### Your instructions
Retype the records below exactly as they appear, but leave out any pictures.

Extracted data entries
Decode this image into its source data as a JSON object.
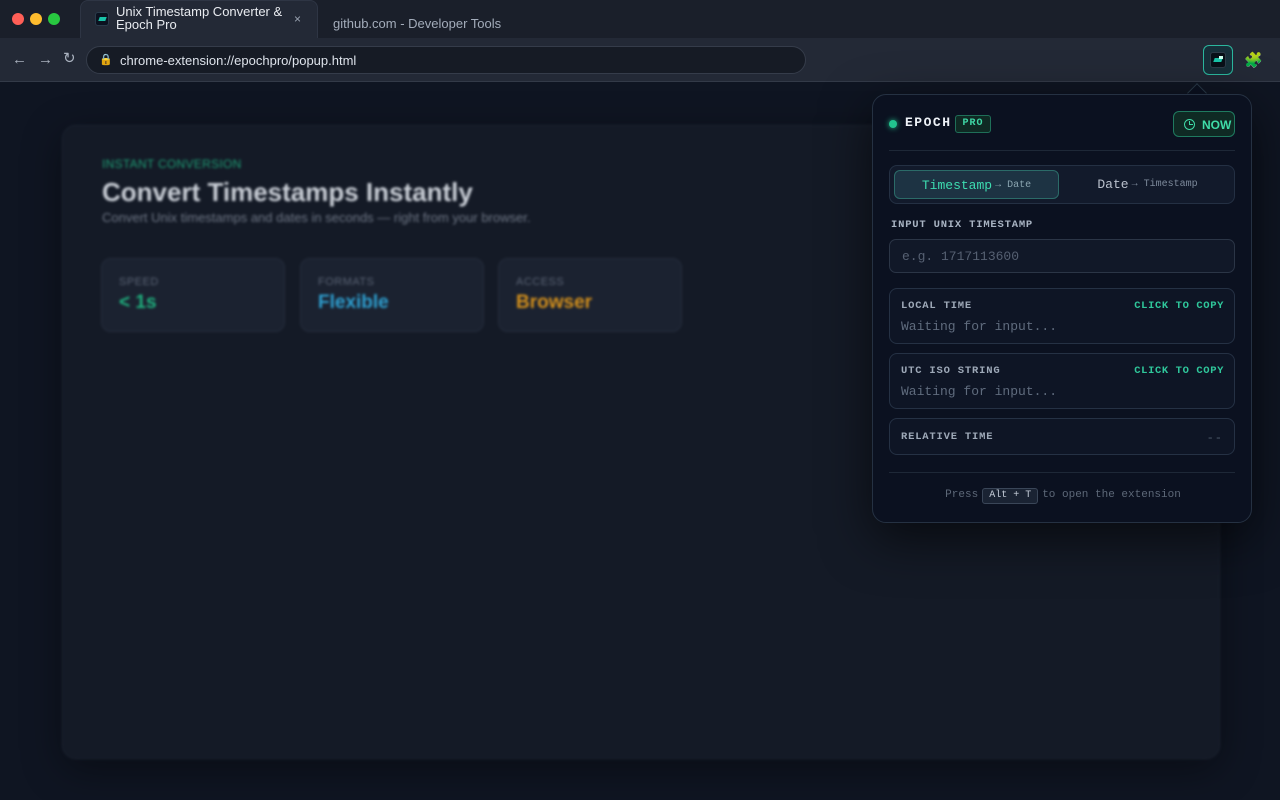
{
  "browser": {
    "active_tab": {
      "title": "Unix Timestamp Converter & Epoch Pro",
      "close_glyph": "×"
    },
    "inactive_tab": {
      "title": "github.com - Developer Tools"
    },
    "nav": {
      "back": "←",
      "forward": "→",
      "reload": "↻"
    },
    "url": "chrome-extension://epochpro/popup.html",
    "extension_icon": "epoch-pro-icon",
    "extensions_menu_icon": "puzzle-icon"
  },
  "page": {
    "eyebrow": "INSTANT CONVERSION",
    "title": "Convert Timestamps Instantly",
    "subtitle": "Convert Unix timestamps and dates in seconds — right from your browser.",
    "stats": [
      {
        "label": "SPEED",
        "value": "< 1s",
        "color": "#1fb07e"
      },
      {
        "label": "FORMATS",
        "value": "Flexible",
        "color": "#2e9fd0"
      },
      {
        "label": "ACCESS",
        "value": "Browser",
        "color": "#d4901c"
      }
    ]
  },
  "popup": {
    "brand": "EPOCH",
    "badge": "PRO",
    "now_button": "NOW",
    "modes": [
      {
        "main": "Timestamp",
        "sub": "→ Date",
        "active": true
      },
      {
        "main": "Date",
        "sub": "→ Timestamp",
        "active": false
      }
    ],
    "input_label": "INPUT UNIX TIMESTAMP",
    "input_placeholder": "e.g. 1717113600",
    "input_value": "",
    "outputs": {
      "local": {
        "title": "LOCAL TIME",
        "copy": "CLICK TO COPY",
        "value": "Waiting for input..."
      },
      "utc": {
        "title": "UTC ISO STRING",
        "copy": "CLICK TO COPY",
        "value": "Waiting for input..."
      },
      "relative": {
        "title": "RELATIVE TIME",
        "value": "--"
      }
    },
    "footer": {
      "before": "Press",
      "shortcut": "Alt + T",
      "after": "to open the extension"
    },
    "accent": "#22c38e"
  }
}
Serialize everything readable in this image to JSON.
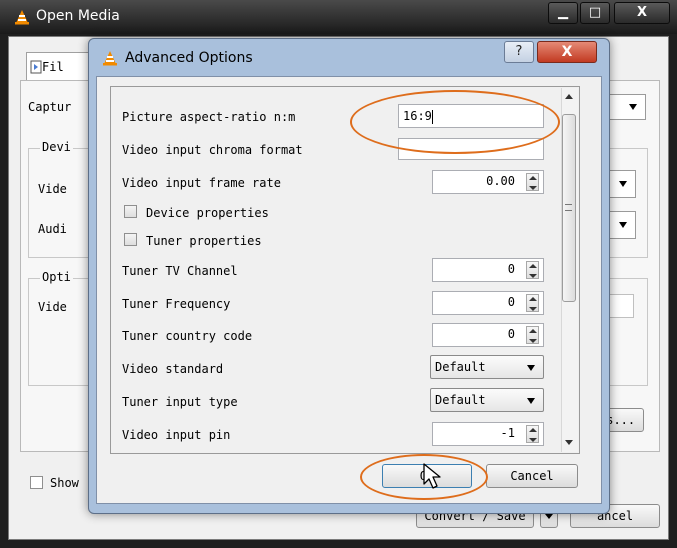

### Right answer
Decode this image into its source data as a JSON object.
{
  "browser": {
    "active_tab": {
      "title": "Unix Timestamp Converter & Epoch Pro",
      "close_glyph": "×"
    },
    "inactive_tab": {
      "title": "github.com - Developer Tools"
    },
    "nav": {
      "back": "←",
      "forward": "→",
      "reload": "↻"
    },
    "url": "chrome-extension://epochpro/popup.html",
    "extension_icon": "epoch-pro-icon",
    "extensions_menu_icon": "puzzle-icon"
  },
  "page": {
    "eyebrow": "INSTANT CONVERSION",
    "title": "Convert Timestamps Instantly",
    "subtitle": "Convert Unix timestamps and dates in seconds — right from your browser.",
    "stats": [
      {
        "label": "SPEED",
        "value": "< 1s",
        "color": "#1fb07e"
      },
      {
        "label": "FORMATS",
        "value": "Flexible",
        "color": "#2e9fd0"
      },
      {
        "label": "ACCESS",
        "value": "Browser",
        "color": "#d4901c"
      }
    ]
  },
  "popup": {
    "brand": "EPOCH",
    "badge": "PRO",
    "now_button": "NOW",
    "modes": [
      {
        "main": "Timestamp",
        "sub": "→ Date",
        "active": true
      },
      {
        "main": "Date",
        "sub": "→ Timestamp",
        "active": false
      }
    ],
    "input_label": "INPUT UNIX TIMESTAMP",
    "input_placeholder": "e.g. 1717113600",
    "input_value": "",
    "outputs": {
      "local": {
        "title": "LOCAL TIME",
        "copy": "CLICK TO COPY",
        "value": "Waiting for input..."
      },
      "utc": {
        "title": "UTC ISO STRING",
        "copy": "CLICK TO COPY",
        "value": "Waiting for input..."
      },
      "relative": {
        "title": "RELATIVE TIME",
        "value": "--"
      }
    },
    "footer": {
      "before": "Press",
      "shortcut": "Alt + T",
      "after": "to open the extension"
    },
    "accent": "#22c38e"
  }
}
Serialize everything readable in this image to JSON.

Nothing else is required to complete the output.